Entries from a dataset:
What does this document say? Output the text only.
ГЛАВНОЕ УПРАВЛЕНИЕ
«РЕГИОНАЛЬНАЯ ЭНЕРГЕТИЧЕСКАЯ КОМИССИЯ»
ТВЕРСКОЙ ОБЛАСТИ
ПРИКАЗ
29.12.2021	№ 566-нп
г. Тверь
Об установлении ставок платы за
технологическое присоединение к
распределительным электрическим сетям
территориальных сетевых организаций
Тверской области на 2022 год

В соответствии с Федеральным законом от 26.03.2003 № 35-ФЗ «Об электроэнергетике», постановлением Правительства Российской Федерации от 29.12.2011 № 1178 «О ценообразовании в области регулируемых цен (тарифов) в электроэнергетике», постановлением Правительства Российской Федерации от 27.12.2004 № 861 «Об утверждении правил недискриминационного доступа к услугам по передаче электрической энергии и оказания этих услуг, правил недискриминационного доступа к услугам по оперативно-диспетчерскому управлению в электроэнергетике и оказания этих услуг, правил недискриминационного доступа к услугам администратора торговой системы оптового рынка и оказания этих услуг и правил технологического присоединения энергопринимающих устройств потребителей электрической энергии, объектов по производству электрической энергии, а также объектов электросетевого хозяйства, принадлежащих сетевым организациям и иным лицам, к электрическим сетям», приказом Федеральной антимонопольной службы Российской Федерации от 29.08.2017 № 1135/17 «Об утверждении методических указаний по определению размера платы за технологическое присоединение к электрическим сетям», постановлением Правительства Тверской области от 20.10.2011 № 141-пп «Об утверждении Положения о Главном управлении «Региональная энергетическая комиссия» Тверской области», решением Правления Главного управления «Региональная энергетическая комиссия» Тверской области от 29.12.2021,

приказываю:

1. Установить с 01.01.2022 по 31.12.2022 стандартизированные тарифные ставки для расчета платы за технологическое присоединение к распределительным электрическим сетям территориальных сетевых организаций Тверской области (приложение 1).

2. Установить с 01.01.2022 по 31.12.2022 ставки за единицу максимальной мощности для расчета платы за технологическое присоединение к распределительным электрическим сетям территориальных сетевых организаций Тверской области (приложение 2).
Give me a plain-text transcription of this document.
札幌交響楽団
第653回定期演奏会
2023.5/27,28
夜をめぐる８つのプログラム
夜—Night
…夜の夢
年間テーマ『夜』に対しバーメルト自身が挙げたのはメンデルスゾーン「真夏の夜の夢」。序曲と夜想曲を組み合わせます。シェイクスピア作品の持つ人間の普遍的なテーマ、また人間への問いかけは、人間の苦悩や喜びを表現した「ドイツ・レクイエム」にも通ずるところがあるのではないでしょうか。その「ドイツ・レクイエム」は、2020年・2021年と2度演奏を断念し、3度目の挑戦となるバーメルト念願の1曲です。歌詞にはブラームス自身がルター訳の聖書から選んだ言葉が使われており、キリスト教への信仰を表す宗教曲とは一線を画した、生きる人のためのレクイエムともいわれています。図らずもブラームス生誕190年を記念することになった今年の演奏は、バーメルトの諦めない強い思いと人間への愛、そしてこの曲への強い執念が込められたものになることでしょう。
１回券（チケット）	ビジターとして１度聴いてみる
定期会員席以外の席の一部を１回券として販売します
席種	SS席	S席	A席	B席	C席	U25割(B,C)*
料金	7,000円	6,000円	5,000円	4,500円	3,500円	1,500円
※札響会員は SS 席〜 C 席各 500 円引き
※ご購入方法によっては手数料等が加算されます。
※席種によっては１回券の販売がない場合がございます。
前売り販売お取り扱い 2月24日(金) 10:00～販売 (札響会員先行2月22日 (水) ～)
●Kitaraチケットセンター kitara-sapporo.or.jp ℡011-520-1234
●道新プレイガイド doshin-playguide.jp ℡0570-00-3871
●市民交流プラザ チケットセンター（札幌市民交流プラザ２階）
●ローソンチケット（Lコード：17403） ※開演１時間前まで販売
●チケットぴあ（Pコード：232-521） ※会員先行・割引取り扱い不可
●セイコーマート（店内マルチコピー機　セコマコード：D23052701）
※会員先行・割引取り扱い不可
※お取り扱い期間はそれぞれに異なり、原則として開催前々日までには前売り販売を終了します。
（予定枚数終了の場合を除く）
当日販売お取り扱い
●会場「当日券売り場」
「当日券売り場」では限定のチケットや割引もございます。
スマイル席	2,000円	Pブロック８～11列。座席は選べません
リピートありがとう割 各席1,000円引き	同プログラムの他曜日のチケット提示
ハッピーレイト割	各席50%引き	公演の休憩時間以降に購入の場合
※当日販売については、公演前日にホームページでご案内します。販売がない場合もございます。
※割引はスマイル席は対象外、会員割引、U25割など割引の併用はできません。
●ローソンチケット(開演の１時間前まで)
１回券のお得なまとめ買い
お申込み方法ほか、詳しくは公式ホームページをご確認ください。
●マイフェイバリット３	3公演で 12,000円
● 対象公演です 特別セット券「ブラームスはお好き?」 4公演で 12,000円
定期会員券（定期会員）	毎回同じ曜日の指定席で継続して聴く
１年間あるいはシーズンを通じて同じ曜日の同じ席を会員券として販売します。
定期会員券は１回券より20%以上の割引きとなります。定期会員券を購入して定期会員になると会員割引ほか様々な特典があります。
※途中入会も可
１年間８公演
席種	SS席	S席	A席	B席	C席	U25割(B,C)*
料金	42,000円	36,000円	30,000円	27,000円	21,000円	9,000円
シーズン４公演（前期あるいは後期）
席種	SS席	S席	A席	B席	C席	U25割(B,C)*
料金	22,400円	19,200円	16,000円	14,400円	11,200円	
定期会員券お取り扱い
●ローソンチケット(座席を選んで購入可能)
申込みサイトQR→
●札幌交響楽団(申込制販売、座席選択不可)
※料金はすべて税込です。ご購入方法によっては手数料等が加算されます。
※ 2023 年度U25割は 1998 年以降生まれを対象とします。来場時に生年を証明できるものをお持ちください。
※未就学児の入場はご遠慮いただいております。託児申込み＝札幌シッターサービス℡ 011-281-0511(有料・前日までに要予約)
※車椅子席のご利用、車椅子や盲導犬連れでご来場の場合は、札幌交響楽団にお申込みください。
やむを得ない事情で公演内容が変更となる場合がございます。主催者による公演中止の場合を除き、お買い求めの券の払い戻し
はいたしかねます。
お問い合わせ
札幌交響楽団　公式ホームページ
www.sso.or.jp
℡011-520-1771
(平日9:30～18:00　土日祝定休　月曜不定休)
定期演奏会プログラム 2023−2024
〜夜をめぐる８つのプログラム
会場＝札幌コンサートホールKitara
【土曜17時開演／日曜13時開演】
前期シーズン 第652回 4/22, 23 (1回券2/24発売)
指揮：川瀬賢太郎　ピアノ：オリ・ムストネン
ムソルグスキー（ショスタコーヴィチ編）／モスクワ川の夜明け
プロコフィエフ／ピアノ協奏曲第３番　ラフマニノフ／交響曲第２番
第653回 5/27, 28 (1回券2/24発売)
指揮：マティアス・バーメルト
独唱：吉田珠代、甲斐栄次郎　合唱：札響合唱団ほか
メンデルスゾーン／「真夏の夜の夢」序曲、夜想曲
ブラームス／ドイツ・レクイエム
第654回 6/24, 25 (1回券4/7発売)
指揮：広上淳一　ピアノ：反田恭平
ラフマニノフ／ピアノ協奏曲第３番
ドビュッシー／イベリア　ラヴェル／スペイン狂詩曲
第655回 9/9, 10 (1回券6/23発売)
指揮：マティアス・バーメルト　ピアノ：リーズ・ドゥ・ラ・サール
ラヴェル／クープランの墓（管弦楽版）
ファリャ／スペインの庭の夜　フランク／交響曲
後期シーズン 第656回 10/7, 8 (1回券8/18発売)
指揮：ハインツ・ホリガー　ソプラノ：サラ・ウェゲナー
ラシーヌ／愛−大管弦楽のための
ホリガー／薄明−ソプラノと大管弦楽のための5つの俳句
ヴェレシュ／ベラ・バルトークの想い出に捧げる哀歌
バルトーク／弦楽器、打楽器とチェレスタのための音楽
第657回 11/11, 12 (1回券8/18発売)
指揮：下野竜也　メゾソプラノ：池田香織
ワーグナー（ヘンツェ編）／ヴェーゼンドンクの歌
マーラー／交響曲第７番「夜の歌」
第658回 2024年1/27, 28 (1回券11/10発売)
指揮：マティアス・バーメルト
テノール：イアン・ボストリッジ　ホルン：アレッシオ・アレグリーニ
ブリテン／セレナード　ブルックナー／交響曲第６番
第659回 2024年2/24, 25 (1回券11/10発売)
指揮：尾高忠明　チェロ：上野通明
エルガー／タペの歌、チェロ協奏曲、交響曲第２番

Directions for this task: Counting only lines of the data above that hold "территориальных", report the total and nothing else.

Exercise result: 3